課題:
提供テキストのうち、「2. NNW-SSE方向の変形構造の記載」を含む語句で始まり「関係を確認することができる。」で終わる部分をそのまま書き写せ。

提供テキスト:
2. NNW-SSE方向の変形構造の記載 
 東温市則之内、井内川沿い(A地区)井内川及び周辺の露頭において、下部白亜系和泉層群の砂岩泥岩互層にNNW-SSE方向に軸を持つ褶曲構造が幅約500mに渡って分布する。この褶曲帯は井内川沿いに少なくとも約750mに渡って確認できる。褶曲は波長10m程度で軸面はほぼ鉛直であり、軸面に平行な小断層を複数伴う。これらの構造に対して、ENE-WSW方向に幅2m以下の酸性岩脈が高角度傾斜で貫入する。貫入岩には明瞭な破砕は認められない。また、和泉層群の東西方向の褶曲帯に対する前後関係は不明瞭である。更に、井内川沿いの上流に分布する下部中新統久万層群の三波川帯起源の砂礫層からなる古岩屋層(越智ほか,2014)において、砂礫層の層理面がN61°E86°Sの直立する露頭を確認するなど、周辺の層理面の走向傾斜の極をステレオ解析した結果、EWE-WSW方向の軸をもち北傾斜する軸面をもつ転倒向斜構造が認められた。 東温市樋口、日吉谷沿い(B地区)日吉谷沿いの露頭において、和泉層群の砂岩泥岩互層の層理面がN60°E、南傾斜からなる地層構造に対して、幅約700m程度の範囲にN10-20°E、東傾斜~直立の層理面からなる領域が分布する。この領域はNNW-SSE方向に延びており、東西方向の褶曲構造を曲げる構造として認められる。この変形領域の両端の境界は層理面の走向が急変する箇所と、次第に変化する箇所の両者が認められるが、明瞭なせん断面は確認できていない。久万高原町露峰、久万川沿い(C地区)久万川沿いの露頭において、三波川結晶片岩類にNNW-SSE走向の低角度の逆断層とENE-WSW走向の高~中角度の正断層が分布する。屈曲した河川に沿うように、この2系統の断層が分布する。両断層ともに幅1~0.5m程度のカタクレーサイトと周辺に亀裂帯を伴う程度であり、複数の小断層からなるとみられる。両断層が交差する露頭では前者を後者が切る関係を確認することができる。

データセットの行

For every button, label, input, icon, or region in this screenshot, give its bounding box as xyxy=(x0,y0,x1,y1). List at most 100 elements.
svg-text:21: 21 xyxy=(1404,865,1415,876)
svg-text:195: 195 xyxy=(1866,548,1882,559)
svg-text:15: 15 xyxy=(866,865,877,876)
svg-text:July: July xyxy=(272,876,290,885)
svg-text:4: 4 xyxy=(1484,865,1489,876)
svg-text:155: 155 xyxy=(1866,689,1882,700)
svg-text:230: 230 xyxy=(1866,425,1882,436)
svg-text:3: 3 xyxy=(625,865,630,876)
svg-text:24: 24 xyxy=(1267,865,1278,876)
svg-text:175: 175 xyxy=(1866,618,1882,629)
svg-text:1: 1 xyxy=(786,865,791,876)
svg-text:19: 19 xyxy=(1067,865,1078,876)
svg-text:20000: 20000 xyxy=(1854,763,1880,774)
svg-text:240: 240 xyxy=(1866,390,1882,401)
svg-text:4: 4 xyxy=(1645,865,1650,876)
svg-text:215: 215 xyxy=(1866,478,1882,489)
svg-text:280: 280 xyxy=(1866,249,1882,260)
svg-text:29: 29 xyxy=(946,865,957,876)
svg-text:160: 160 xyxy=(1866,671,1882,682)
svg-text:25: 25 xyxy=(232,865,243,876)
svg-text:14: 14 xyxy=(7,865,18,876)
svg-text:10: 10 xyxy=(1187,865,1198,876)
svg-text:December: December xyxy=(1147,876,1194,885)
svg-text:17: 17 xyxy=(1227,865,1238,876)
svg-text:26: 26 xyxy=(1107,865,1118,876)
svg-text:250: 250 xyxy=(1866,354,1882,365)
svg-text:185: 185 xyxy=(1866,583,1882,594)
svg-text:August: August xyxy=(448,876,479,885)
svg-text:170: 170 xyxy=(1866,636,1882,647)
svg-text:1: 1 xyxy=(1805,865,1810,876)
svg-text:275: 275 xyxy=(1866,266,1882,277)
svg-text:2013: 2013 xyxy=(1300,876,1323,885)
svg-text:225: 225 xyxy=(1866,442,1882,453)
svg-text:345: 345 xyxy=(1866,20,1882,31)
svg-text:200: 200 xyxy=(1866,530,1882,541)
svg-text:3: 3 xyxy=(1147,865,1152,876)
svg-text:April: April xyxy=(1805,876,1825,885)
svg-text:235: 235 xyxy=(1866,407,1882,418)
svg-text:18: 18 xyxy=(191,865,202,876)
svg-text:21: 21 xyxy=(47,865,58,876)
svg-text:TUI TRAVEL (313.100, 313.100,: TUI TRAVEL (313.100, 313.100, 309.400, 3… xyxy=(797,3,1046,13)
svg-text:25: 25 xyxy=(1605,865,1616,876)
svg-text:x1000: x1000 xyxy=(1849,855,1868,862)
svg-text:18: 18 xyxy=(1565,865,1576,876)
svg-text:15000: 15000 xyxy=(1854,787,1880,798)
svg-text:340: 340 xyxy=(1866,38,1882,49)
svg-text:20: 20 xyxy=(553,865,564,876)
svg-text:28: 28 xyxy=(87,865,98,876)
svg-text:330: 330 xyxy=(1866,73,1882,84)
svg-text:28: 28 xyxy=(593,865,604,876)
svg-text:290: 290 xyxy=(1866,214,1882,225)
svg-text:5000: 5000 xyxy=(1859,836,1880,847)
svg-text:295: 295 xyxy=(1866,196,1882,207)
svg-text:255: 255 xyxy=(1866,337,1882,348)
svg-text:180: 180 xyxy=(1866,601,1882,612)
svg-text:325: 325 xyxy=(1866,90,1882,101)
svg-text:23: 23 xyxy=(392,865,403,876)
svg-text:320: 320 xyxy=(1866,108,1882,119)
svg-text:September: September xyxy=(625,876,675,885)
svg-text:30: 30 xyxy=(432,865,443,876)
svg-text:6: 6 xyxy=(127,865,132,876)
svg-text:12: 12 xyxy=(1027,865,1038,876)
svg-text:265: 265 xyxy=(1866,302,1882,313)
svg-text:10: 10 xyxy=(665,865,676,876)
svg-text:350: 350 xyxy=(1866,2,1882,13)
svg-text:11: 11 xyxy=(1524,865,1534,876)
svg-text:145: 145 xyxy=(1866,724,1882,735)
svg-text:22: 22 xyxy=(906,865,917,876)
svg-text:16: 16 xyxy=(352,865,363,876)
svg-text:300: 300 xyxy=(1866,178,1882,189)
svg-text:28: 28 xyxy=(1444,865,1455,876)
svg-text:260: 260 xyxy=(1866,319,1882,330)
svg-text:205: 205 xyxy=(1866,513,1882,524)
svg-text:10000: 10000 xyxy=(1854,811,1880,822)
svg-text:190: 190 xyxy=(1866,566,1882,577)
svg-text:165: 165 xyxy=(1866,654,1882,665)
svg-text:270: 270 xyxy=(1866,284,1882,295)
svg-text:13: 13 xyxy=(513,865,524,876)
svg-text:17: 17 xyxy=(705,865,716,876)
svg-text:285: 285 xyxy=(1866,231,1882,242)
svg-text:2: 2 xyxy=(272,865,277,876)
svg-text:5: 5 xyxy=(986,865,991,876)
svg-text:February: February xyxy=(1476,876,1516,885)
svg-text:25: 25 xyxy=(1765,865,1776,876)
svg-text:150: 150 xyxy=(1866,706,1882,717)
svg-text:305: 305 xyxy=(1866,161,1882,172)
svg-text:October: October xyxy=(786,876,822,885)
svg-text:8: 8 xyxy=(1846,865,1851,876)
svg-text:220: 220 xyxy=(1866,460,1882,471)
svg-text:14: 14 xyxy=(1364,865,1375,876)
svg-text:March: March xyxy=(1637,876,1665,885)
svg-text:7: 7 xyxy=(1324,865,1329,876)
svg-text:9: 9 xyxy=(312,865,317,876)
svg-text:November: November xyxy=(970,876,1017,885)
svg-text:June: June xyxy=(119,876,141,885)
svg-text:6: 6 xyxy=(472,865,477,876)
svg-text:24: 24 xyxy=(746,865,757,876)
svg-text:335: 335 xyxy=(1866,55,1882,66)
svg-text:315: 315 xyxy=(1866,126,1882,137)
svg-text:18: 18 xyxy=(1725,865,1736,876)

解答:
2. NNW-SSE方向の変形構造の記載 
 東温市則之内、井内川沿い(A地区)井内川及び周辺の露頭において、下部白亜系和泉層群の砂岩泥岩互層にNNW-SSE方向に軸を持つ褶曲構造が幅約500mに渡って分布する。この褶曲帯は井内川沿いに少なくとも約750mに渡って確認できる。褶曲は波長10m程度で軸面はほぼ鉛直であり、軸面に平行な小断層を複数伴う。これらの構造に対して、ENE-WSW方向に幅2m以下の酸性岩脈が高角度傾斜で貫入する。貫入岩には明瞭な破砕は認められない。また、和泉層群の東西方向の褶曲帯に対する前後関係は不明瞭である。更に、井内川沿いの上流に分布する下部中新統久万層群の三波川帯起源の砂礫層からなる古岩屋層(越智ほか,2014)において、砂礫層の層理面がN61°E86°Sの直立する露頭を確認するなど、周辺の層理面の走向傾斜の極をステレオ解析した結果、EWE-WSW方向の軸をもち北傾斜する軸面をもつ転倒向斜構造が認められた。 東温市樋口、日吉谷沿い(B地区)日吉谷沿いの露頭において、和泉層群の砂岩泥岩互層の層理面がN60°E、南傾斜からなる地層構造に対して、幅約700m程度の範囲にN10-20°E、東傾斜~直立の層理面からなる領域が分布する。この領域はNNW-SSE方向に延びており、東西方向の褶曲構造を曲げる構造として認められる。この変形領域の両端の境界は層理面の走向が急変する箇所と、次第に変化する箇所の両者が認められるが、明瞭なせん断面は確認できていない。久万高原町露峰、久万川沿い(C地区)久万川沿いの露頭において、三波川結晶片岩類にNNW-SSE走向の低角度の逆断層とENE-WSW走向の高~中角度の正断層が分布する。屈曲した河川に沿うように、この2系統の断層が分布する。両断層ともに幅1~0.5m程度のカタクレーサイトと周辺に亀裂帯を伴う程度であり、複数の小断層からなるとみられる。両断層が交差する露頭では前者を後者が切る関係を確認することができる。